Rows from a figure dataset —
————
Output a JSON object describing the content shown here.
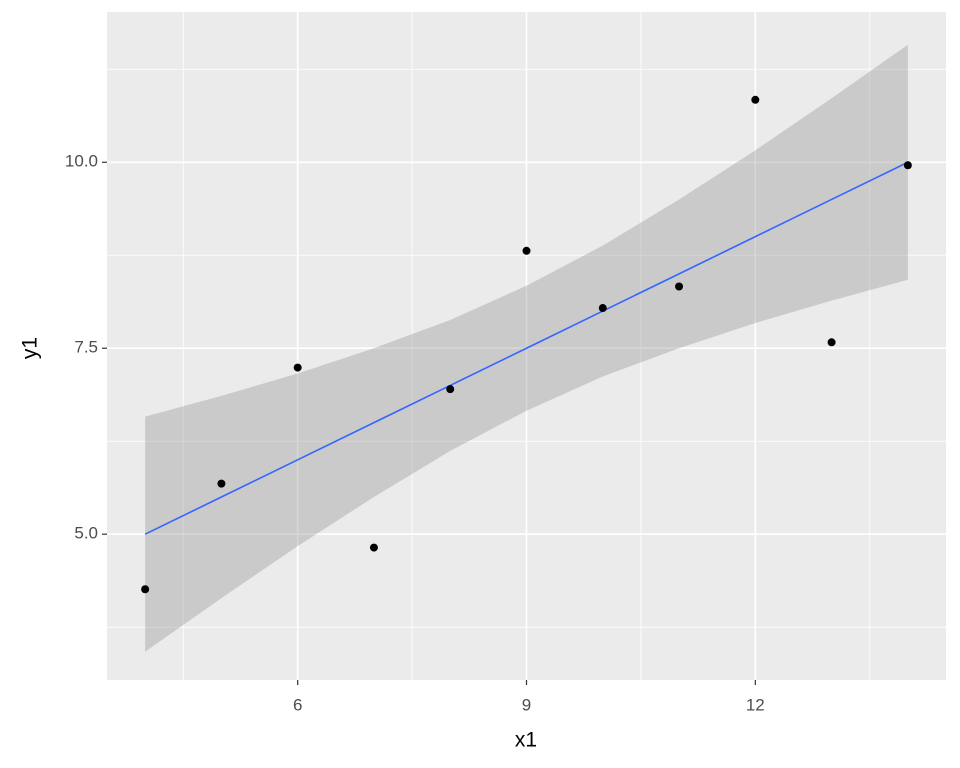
{
  "chart_data": {
    "type": "scatter",
    "x_label": "x1",
    "y_label": "y1",
    "x": [
      10,
      8,
      13,
      9,
      11,
      14,
      6,
      4,
      12,
      7,
      5
    ],
    "y": [
      8.04,
      6.95,
      7.58,
      8.81,
      8.33,
      9.96,
      7.24,
      4.26,
      10.84,
      4.82,
      5.68
    ],
    "point_color": "#000000",
    "smooth": {
      "x": [
        4,
        5,
        6,
        7,
        8,
        9,
        10,
        11,
        12,
        13,
        14
      ],
      "fit": [
        5,
        5.5,
        6,
        6.5,
        7,
        7.5,
        8,
        8.5,
        9,
        9.5,
        10
      ],
      "lower": [
        3.42,
        4.14,
        4.84,
        5.5,
        6.12,
        6.66,
        7.12,
        7.5,
        7.84,
        8.14,
        8.42
      ],
      "upper": [
        6.58,
        6.86,
        7.16,
        7.5,
        7.88,
        8.34,
        8.88,
        9.5,
        10.16,
        10.86,
        11.58
      ],
      "color": "#3366ff",
      "band_color": "#999999"
    },
    "xlim": [
      3.5,
      14.5
    ],
    "ylim": [
      3.04,
      12.02
    ],
    "xticks": [
      6,
      9,
      12
    ],
    "yticks": [
      {
        "value": 5,
        "label": "5.0"
      },
      {
        "value": 7.5,
        "label": "7.5"
      },
      {
        "value": 10,
        "label": "10.0"
      }
    ],
    "x_minor": [
      4.5,
      7.5,
      10.5,
      13.5
    ],
    "y_minor": [
      3.75,
      6.25,
      8.75,
      11.25
    ],
    "grid": true,
    "panel_color": "#ebebeb"
  }
}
————
Exercise directions —
The data above needs to be retyped exactly, with the images left out.

Solved problem —
Output a JSON object describing the content shown here.
{
  "chart_data": {
    "type": "scatter",
    "x_label": "x1",
    "y_label": "y1",
    "x": [
      10,
      8,
      13,
      9,
      11,
      14,
      6,
      4,
      12,
      7,
      5
    ],
    "y": [
      8.04,
      6.95,
      7.58,
      8.81,
      8.33,
      9.96,
      7.24,
      4.26,
      10.84,
      4.82,
      5.68
    ],
    "point_color": "#000000",
    "smooth": {
      "x": [
        4,
        5,
        6,
        7,
        8,
        9,
        10,
        11,
        12,
        13,
        14
      ],
      "fit": [
        5,
        5.5,
        6,
        6.5,
        7,
        7.5,
        8,
        8.5,
        9,
        9.5,
        10
      ],
      "lower": [
        3.42,
        4.14,
        4.84,
        5.5,
        6.12,
        6.66,
        7.12,
        7.5,
        7.84,
        8.14,
        8.42
      ],
      "upper": [
        6.58,
        6.86,
        7.16,
        7.5,
        7.88,
        8.34,
        8.88,
        9.5,
        10.16,
        10.86,
        11.58
      ],
      "color": "#3366ff",
      "band_color": "#999999"
    },
    "xlim": [
      3.5,
      14.5
    ],
    "ylim": [
      3.04,
      12.02
    ],
    "xticks": [
      6,
      9,
      12
    ],
    "yticks": [
      {
        "value": 5,
        "label": "5.0"
      },
      {
        "value": 7.5,
        "label": "7.5"
      },
      {
        "value": 10,
        "label": "10.0"
      }
    ],
    "x_minor": [
      4.5,
      7.5,
      10.5,
      13.5
    ],
    "y_minor": [
      3.75,
      6.25,
      8.75,
      11.25
    ],
    "grid": true,
    "panel_color": "#ebebeb"
  }
}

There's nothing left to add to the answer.